◆ Set problem ◆
Print the entire listing. Each line must match the original exactly.

----- Material -----

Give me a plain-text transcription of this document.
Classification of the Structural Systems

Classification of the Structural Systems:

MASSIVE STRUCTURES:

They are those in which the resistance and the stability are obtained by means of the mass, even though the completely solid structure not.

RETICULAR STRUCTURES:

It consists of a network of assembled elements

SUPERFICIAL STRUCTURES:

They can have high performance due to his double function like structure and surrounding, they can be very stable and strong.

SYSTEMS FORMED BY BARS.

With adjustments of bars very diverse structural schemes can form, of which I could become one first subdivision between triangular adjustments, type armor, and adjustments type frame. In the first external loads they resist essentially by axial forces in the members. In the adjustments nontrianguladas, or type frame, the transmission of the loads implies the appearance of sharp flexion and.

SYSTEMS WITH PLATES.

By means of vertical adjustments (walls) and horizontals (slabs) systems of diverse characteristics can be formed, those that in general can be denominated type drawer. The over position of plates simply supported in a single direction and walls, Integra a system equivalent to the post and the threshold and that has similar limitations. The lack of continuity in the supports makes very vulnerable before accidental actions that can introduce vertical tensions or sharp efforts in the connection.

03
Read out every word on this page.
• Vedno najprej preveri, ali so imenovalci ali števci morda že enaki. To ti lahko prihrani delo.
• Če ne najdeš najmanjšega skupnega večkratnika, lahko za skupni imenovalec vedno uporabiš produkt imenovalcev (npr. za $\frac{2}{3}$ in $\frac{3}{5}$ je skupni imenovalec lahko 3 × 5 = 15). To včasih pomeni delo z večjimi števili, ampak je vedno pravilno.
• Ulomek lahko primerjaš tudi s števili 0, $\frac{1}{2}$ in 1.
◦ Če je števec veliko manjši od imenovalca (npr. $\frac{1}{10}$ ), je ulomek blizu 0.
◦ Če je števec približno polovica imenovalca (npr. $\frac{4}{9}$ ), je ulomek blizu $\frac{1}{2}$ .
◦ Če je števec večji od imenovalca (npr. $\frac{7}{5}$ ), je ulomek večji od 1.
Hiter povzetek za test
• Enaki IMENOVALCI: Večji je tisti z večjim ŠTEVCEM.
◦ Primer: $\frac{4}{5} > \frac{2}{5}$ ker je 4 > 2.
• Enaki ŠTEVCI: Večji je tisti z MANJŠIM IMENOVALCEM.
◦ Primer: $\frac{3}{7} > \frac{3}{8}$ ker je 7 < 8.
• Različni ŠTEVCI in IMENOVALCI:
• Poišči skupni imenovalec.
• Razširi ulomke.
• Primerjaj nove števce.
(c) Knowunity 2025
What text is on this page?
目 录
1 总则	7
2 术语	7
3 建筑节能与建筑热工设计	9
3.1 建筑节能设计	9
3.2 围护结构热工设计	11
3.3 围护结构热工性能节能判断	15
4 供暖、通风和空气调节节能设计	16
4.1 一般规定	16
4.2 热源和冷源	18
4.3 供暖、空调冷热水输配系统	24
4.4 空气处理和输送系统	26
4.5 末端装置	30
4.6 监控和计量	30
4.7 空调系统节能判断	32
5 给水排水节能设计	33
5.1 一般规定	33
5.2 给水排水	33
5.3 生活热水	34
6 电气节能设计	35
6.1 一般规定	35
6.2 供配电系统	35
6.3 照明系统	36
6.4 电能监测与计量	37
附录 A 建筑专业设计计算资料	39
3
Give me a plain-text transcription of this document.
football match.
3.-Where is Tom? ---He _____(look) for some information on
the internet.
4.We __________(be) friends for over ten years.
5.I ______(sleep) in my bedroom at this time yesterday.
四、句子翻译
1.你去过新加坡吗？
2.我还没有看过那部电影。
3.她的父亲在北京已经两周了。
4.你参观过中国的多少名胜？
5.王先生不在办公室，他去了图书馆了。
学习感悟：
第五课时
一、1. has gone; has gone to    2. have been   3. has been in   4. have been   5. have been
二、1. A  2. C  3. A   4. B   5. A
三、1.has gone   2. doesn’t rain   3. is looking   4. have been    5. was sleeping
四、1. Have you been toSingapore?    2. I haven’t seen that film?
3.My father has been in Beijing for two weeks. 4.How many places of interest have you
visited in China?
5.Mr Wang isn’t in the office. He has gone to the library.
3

-----

◆ Problem solution ◆
Give me a plain-text transcription of this document.
Classification of the Structural Systems

Classification of the Structural Systems:

MASSIVE STRUCTURES:

They are those in which the resistance and the stability are obtained by means of the mass, even though the completely solid structure not.

RETICULAR STRUCTURES:

It consists of a network of assembled elements

SUPERFICIAL STRUCTURES:

They can have high performance due to his double function like structure and surrounding, they can be very stable and strong.

SYSTEMS FORMED BY BARS.

With adjustments of bars very diverse structural schemes can form, of which I could become one first subdivision between triangular adjustments, type armor, and adjustments type frame. In the first external loads they resist essentially by axial forces in the members. In the adjustments nontrianguladas, or type frame, the transmission of the loads implies the appearance of sharp flexion and.

SYSTEMS WITH PLATES.

By means of vertical adjustments (walls) and horizontals (slabs) systems of diverse characteristics can be formed, those that in general can be denominated type drawer. The over position of plates simply supported in a single direction and walls, Integra a system equivalent to the post and the threshold and that has similar limitations. The lack of continuity in the supports makes very vulnerable before accidental actions that can introduce vertical tensions or sharp efforts in the connection.

03
Read out every word on this page.
• Vedno najprej preveri, ali so imenovalci ali števci morda že enaki. To ti lahko prihrani delo.
• Če ne najdeš najmanjšega skupnega večkratnika, lahko za skupni imenovalec vedno uporabiš produkt imenovalcev (npr. za $\frac{2}{3}$ in $\frac{3}{5}$ je skupni imenovalec lahko 3 × 5 = 15). To včasih pomeni delo z večjimi števili, ampak je vedno pravilno.
• Ulomek lahko primerjaš tudi s števili 0, $\frac{1}{2}$ in 1.
◦ Če je števec veliko manjši od imenovalca (npr. $\frac{1}{10}$ ), je ulomek blizu 0.
◦ Če je števec približno polovica imenovalca (npr. $\frac{4}{9}$ ), je ulomek blizu $\frac{1}{2}$ .
◦ Če je števec večji od imenovalca (npr. $\frac{7}{5}$ ), je ulomek večji od 1.
Hiter povzetek za test
• Enaki IMENOVALCI: Večji je tisti z večjim ŠTEVCEM.
◦ Primer: $\frac{4}{5} > \frac{2}{5}$ ker je 4 > 2.
• Enaki ŠTEVCI: Večji je tisti z MANJŠIM IMENOVALCEM.
◦ Primer: $\frac{3}{7} > \frac{3}{8}$ ker je 7 < 8.
• Različni ŠTEVCI in IMENOVALCI:
• Poišči skupni imenovalec.
• Razširi ulomke.
• Primerjaj nove števce.
(c) Knowunity 2025
What text is on this page?
目 录
1 总则	7
2 术语	7
3 建筑节能与建筑热工设计	9
3.1 建筑节能设计	9
3.2 围护结构热工设计	11
3.3 围护结构热工性能节能判断	15
4 供暖、通风和空气调节节能设计	16
4.1 一般规定	16
4.2 热源和冷源	18
4.3 供暖、空调冷热水输配系统	24
4.4 空气处理和输送系统	26
4.5 末端装置	30
4.6 监控和计量	30
4.7 空调系统节能判断	32
5 给水排水节能设计	33
5.1 一般规定	33
5.2 给水排水	33
5.3 生活热水	34
6 电气节能设计	35
6.1 一般规定	35
6.2 供配电系统	35
6.3 照明系统	36
6.4 电能监测与计量	37
附录 A 建筑专业设计计算资料	39
3
Give me a plain-text transcription of this document.
football match.
3.-Where is Tom? ---He _____(look) for some information on
the internet.
4.We __________(be) friends for over ten years.
5.I ______(sleep) in my bedroom at this time yesterday.
四、句子翻译
1.你去过新加坡吗？
2.我还没有看过那部电影。
3.她的父亲在北京已经两周了。
4.你参观过中国的多少名胜？
5.王先生不在办公室，他去了图书馆了。
学习感悟：
第五课时
一、1. has gone; has gone to    2. have been   3. has been in   4. have been   5. have been
二、1. A  2. C  3. A   4. B   5. A
三、1.has gone   2. doesn’t rain   3. is looking   4. have been    5. was sleeping
四、1. Have you been toSingapore?    2. I haven’t seen that film?
3.My father has been in Beijing for two weeks. 4.How many places of interest have you
visited in China?
5.Mr Wang isn’t in the office. He has gone to the library.
3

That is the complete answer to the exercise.